◆ **Written instruction**
Copy out all of the material, matching it word for word.

◆ **Material**
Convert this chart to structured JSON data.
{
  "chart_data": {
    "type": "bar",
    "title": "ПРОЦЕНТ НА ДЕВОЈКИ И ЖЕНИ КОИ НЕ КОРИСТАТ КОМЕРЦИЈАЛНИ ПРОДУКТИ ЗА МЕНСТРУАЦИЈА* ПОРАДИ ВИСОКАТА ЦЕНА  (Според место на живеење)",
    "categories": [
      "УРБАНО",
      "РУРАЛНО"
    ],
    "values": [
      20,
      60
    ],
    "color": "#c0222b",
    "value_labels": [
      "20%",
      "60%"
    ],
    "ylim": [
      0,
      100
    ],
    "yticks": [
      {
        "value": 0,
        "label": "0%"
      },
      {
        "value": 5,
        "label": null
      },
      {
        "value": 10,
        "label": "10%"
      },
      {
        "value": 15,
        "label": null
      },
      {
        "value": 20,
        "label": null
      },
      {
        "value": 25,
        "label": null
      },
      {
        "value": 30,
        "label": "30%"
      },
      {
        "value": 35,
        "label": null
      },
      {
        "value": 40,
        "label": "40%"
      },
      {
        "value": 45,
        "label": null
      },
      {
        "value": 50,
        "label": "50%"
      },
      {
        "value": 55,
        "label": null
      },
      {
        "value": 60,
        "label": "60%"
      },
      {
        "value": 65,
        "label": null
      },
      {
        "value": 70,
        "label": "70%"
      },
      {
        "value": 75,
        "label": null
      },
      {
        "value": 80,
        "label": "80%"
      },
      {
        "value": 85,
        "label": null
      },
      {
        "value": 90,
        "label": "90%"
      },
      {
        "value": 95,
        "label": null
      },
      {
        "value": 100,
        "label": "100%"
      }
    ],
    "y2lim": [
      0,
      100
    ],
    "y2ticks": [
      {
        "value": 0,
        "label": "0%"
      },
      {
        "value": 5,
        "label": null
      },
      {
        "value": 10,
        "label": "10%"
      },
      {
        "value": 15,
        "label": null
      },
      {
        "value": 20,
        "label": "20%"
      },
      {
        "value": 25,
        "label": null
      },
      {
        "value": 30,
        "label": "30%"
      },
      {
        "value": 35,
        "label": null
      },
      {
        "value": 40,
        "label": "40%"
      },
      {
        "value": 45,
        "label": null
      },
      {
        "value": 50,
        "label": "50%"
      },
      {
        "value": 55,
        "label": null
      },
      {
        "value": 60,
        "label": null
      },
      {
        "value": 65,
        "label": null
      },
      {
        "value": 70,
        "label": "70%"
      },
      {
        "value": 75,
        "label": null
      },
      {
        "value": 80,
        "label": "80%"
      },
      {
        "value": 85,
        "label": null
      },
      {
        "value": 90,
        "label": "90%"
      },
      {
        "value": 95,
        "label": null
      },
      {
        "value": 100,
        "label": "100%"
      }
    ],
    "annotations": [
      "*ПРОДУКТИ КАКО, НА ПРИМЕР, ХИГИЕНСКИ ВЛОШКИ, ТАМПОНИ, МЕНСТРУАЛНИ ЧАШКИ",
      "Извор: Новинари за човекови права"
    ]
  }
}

◆ **Answer to the exercise**
Convert this chart to structured JSON data.
{
  "chart_data": {
    "type": "bar",
    "title": "ПРОЦЕНТ НА ДЕВОЈКИ И ЖЕНИ КОИ НЕ КОРИСТАТ КОМЕРЦИЈАЛНИ ПРОДУКТИ ЗА МЕНСТРУАЦИЈА* ПОРАДИ ВИСОКАТА ЦЕНА  (Според место на живеење)",
    "categories": [
      "УРБАНО",
      "РУРАЛНО"
    ],
    "values": [
      20,
      60
    ],
    "color": "#c0222b",
    "value_labels": [
      "20%",
      "60%"
    ],
    "ylim": [
      0,
      100
    ],
    "yticks": [
      {
        "value": 0,
        "label": "0%"
      },
      {
        "value": 5,
        "label": null
      },
      {
        "value": 10,
        "label": "10%"
      },
      {
        "value": 15,
        "label": null
      },
      {
        "value": 20,
        "label": null
      },
      {
        "value": 25,
        "label": null
      },
      {
        "value": 30,
        "label": "30%"
      },
      {
        "value": 35,
        "label": null
      },
      {
        "value": 40,
        "label": "40%"
      },
      {
        "value": 45,
        "label": null
      },
      {
        "value": 50,
        "label": "50%"
      },
      {
        "value": 55,
        "label": null
      },
      {
        "value": 60,
        "label": "60%"
      },
      {
        "value": 65,
        "label": null
      },
      {
        "value": 70,
        "label": "70%"
      },
      {
        "value": 75,
        "label": null
      },
      {
        "value": 80,
        "label": "80%"
      },
      {
        "value": 85,
        "label": null
      },
      {
        "value": 90,
        "label": "90%"
      },
      {
        "value": 95,
        "label": null
      },
      {
        "value": 100,
        "label": "100%"
      }
    ],
    "y2lim": [
      0,
      100
    ],
    "y2ticks": [
      {
        "value": 0,
        "label": "0%"
      },
      {
        "value": 5,
        "label": null
      },
      {
        "value": 10,
        "label": "10%"
      },
      {
        "value": 15,
        "label": null
      },
      {
        "value": 20,
        "label": "20%"
      },
      {
        "value": 25,
        "label": null
      },
      {
        "value": 30,
        "label": "30%"
      },
      {
        "value": 35,
        "label": null
      },
      {
        "value": 40,
        "label": "40%"
      },
      {
        "value": 45,
        "label": null
      },
      {
        "value": 50,
        "label": "50%"
      },
      {
        "value": 55,
        "label": null
      },
      {
        "value": 60,
        "label": null
      },
      {
        "value": 65,
        "label": null
      },
      {
        "value": 70,
        "label": "70%"
      },
      {
        "value": 75,
        "label": null
      },
      {
        "value": 80,
        "label": "80%"
      },
      {
        "value": 85,
        "label": null
      },
      {
        "value": 90,
        "label": "90%"
      },
      {
        "value": 95,
        "label": null
      },
      {
        "value": 100,
        "label": "100%"
      }
    ],
    "annotations": [
      "*ПРОДУКТИ КАКО, НА ПРИМЕР, ХИГИЕНСКИ ВЛОШКИ, ТАМПОНИ, МЕНСТРУАЛНИ ЧАШКИ",
      "Извор: Новинари за човекови права"
    ]
  }
}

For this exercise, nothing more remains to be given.